## Short task
In your copy, leave out the pictures; write out all the data exactly.

## Start Dataset entries

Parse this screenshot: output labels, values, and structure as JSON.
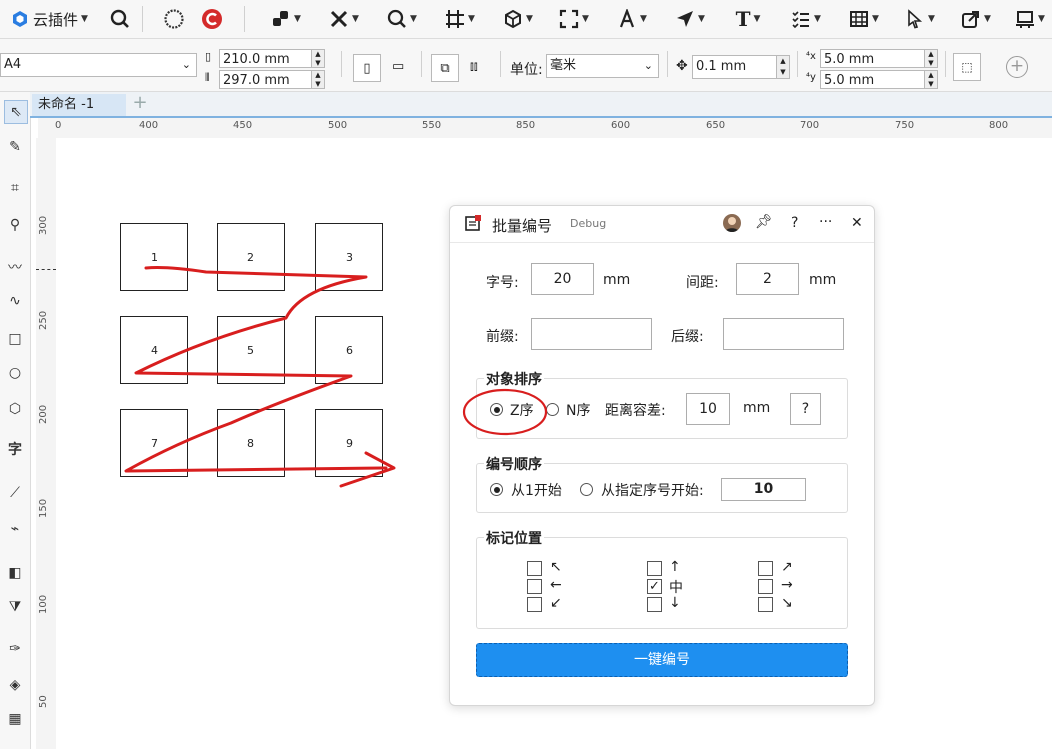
{
  "app": {
    "plugin_menu": "云插件"
  },
  "toolbar1": {
    "icons": [
      "search-icon",
      "circle-icon",
      "c-logo-icon",
      "transform-icon",
      "cross-icon",
      "zoom-icon",
      "grid-icon",
      "cube-icon",
      "expand-icon",
      "a-icon",
      "send-icon",
      "text-icon",
      "list-icon",
      "table-icon",
      "pointer-icon",
      "square-arrow-icon",
      "frame-icon"
    ]
  },
  "property_bar": {
    "page_size": "A4",
    "width": "210.0 mm",
    "height": "297.0 mm",
    "units_label": "单位:",
    "units_value": "毫米",
    "nudge": "0.1 mm",
    "dup_x": "5.0 mm",
    "dup_y": "5.0 mm"
  },
  "document_tab": {
    "label": "未命名 -1",
    "add": "+"
  },
  "ruler": {
    "h_labels": [
      "0",
      "400",
      "450",
      "500",
      "550",
      "600",
      "650",
      "700",
      "750",
      "800",
      "850"
    ],
    "v_labels": [
      "300",
      "250",
      "200",
      "150",
      "100",
      "50"
    ]
  },
  "canvas": {
    "boxes": [
      "1",
      "2",
      "3",
      "4",
      "5",
      "6",
      "7",
      "8",
      "9"
    ],
    "annotation_color": "#d81e1e"
  },
  "dialog": {
    "title": "批量编号",
    "debug": "Debug",
    "help": "?",
    "more": "···",
    "close": "✕",
    "font_size_label": "字号:",
    "font_size_value": "20",
    "font_size_unit": "mm",
    "spacing_label": "间距:",
    "spacing_value": "2",
    "spacing_unit": "mm",
    "prefix_label": "前缀:",
    "prefix_value": "",
    "suffix_label": "后缀:",
    "suffix_value": "",
    "sort_title": "对象排序",
    "z_order": "Z序",
    "n_order": "N序",
    "tolerance_label": "距离容差:",
    "tolerance_value": "10",
    "tolerance_unit": "mm",
    "tolerance_help": "?",
    "order_title": "编号顺序",
    "from_one": "从1开始",
    "from_given": "从指定序号开始:",
    "start_value": "10",
    "mark_title": "标记位置",
    "mark_center": "中",
    "run_button": "一键编号"
  }
}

## End Dataset entries

## Task solution
Parse this screenshot: output labels, values, and structure as JSON.
{
  "app": {
    "plugin_menu": "云插件"
  },
  "toolbar1": {
    "icons": [
      "search-icon",
      "circle-icon",
      "c-logo-icon",
      "transform-icon",
      "cross-icon",
      "zoom-icon",
      "grid-icon",
      "cube-icon",
      "expand-icon",
      "a-icon",
      "send-icon",
      "text-icon",
      "list-icon",
      "table-icon",
      "pointer-icon",
      "square-arrow-icon",
      "frame-icon"
    ]
  },
  "property_bar": {
    "page_size": "A4",
    "width": "210.0 mm",
    "height": "297.0 mm",
    "units_label": "单位:",
    "units_value": "毫米",
    "nudge": "0.1 mm",
    "dup_x": "5.0 mm",
    "dup_y": "5.0 mm"
  },
  "document_tab": {
    "label": "未命名 -1",
    "add": "+"
  },
  "ruler": {
    "h_labels": [
      "0",
      "400",
      "450",
      "500",
      "550",
      "600",
      "650",
      "700",
      "750",
      "800",
      "850"
    ],
    "v_labels": [
      "300",
      "250",
      "200",
      "150",
      "100",
      "50"
    ]
  },
  "canvas": {
    "boxes": [
      "1",
      "2",
      "3",
      "4",
      "5",
      "6",
      "7",
      "8",
      "9"
    ],
    "annotation_color": "#d81e1e"
  },
  "dialog": {
    "title": "批量编号",
    "debug": "Debug",
    "help": "?",
    "more": "···",
    "close": "✕",
    "font_size_label": "字号:",
    "font_size_value": "20",
    "font_size_unit": "mm",
    "spacing_label": "间距:",
    "spacing_value": "2",
    "spacing_unit": "mm",
    "prefix_label": "前缀:",
    "prefix_value": "",
    "suffix_label": "后缀:",
    "suffix_value": "",
    "sort_title": "对象排序",
    "z_order": "Z序",
    "n_order": "N序",
    "tolerance_label": "距离容差:",
    "tolerance_value": "10",
    "tolerance_unit": "mm",
    "tolerance_help": "?",
    "order_title": "编号顺序",
    "from_one": "从1开始",
    "from_given": "从指定序号开始:",
    "start_value": "10",
    "mark_title": "标记位置",
    "mark_center": "中",
    "run_button": "一键编号"
  }
}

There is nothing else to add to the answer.